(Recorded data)
= = =
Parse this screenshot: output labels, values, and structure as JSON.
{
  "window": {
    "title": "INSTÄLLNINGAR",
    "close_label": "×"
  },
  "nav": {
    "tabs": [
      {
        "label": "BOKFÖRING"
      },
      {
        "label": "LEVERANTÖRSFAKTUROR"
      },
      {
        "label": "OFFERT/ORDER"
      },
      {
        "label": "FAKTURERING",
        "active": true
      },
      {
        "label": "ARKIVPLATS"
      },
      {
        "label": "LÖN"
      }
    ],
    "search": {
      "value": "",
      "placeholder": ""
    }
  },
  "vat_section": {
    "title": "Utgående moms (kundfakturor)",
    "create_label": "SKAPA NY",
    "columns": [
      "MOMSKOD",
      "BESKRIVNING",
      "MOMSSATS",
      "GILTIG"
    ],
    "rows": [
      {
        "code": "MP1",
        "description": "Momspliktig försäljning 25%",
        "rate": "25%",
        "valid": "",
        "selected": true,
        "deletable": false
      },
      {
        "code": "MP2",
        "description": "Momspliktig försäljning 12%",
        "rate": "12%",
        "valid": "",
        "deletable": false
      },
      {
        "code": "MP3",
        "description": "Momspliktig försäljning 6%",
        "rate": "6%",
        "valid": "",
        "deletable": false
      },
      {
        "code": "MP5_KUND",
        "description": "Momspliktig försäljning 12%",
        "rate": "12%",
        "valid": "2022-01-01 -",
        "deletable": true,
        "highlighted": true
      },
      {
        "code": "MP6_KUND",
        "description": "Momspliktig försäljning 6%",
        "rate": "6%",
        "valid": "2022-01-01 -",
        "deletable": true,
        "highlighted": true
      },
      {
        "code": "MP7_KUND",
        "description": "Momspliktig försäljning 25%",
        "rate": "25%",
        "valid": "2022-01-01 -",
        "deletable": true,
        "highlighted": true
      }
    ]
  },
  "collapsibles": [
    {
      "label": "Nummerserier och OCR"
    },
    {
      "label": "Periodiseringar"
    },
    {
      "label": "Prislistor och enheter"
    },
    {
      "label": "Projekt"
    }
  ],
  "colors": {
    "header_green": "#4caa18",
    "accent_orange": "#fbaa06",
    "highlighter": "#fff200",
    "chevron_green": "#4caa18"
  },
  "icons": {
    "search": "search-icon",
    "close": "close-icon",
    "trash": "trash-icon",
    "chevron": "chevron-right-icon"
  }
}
= = =
WHAT NEEDS TO BE DONE:
Every entry should be output exactly as written, please.

REPLY TO THE TASK:
Parse this screenshot: output labels, values, and structure as JSON.
{
  "window": {
    "title": "INSTÄLLNINGAR",
    "close_label": "×"
  },
  "nav": {
    "tabs": [
      {
        "label": "BOKFÖRING"
      },
      {
        "label": "LEVERANTÖRSFAKTUROR"
      },
      {
        "label": "OFFERT/ORDER"
      },
      {
        "label": "FAKTURERING",
        "active": true
      },
      {
        "label": "ARKIVPLATS"
      },
      {
        "label": "LÖN"
      }
    ],
    "search": {
      "value": "",
      "placeholder": ""
    }
  },
  "vat_section": {
    "title": "Utgående moms (kundfakturor)",
    "create_label": "SKAPA NY",
    "columns": [
      "MOMSKOD",
      "BESKRIVNING",
      "MOMSSATS",
      "GILTIG"
    ],
    "rows": [
      {
        "code": "MP1",
        "description": "Momspliktig försäljning 25%",
        "rate": "25%",
        "valid": "",
        "selected": true,
        "deletable": false
      },
      {
        "code": "MP2",
        "description": "Momspliktig försäljning 12%",
        "rate": "12%",
        "valid": "",
        "deletable": false
      },
      {
        "code": "MP3",
        "description": "Momspliktig försäljning 6%",
        "rate": "6%",
        "valid": "",
        "deletable": false
      },
      {
        "code": "MP5_KUND",
        "description": "Momspliktig försäljning 12%",
        "rate": "12%",
        "valid": "2022-01-01 -",
        "deletable": true,
        "highlighted": true
      },
      {
        "code": "MP6_KUND",
        "description": "Momspliktig försäljning 6%",
        "rate": "6%",
        "valid": "2022-01-01 -",
        "deletable": true,
        "highlighted": true
      },
      {
        "code": "MP7_KUND",
        "description": "Momspliktig försäljning 25%",
        "rate": "25%",
        "valid": "2022-01-01 -",
        "deletable": true,
        "highlighted": true
      }
    ]
  },
  "collapsibles": [
    {
      "label": "Nummerserier och OCR"
    },
    {
      "label": "Periodiseringar"
    },
    {
      "label": "Prislistor och enheter"
    },
    {
      "label": "Projekt"
    }
  ],
  "colors": {
    "header_green": "#4caa18",
    "accent_orange": "#fbaa06",
    "highlighter": "#fff200",
    "chevron_green": "#4caa18"
  },
  "icons": {
    "search": "search-icon",
    "close": "close-icon",
    "trash": "trash-icon",
    "chevron": "chevron-right-icon"
  }
}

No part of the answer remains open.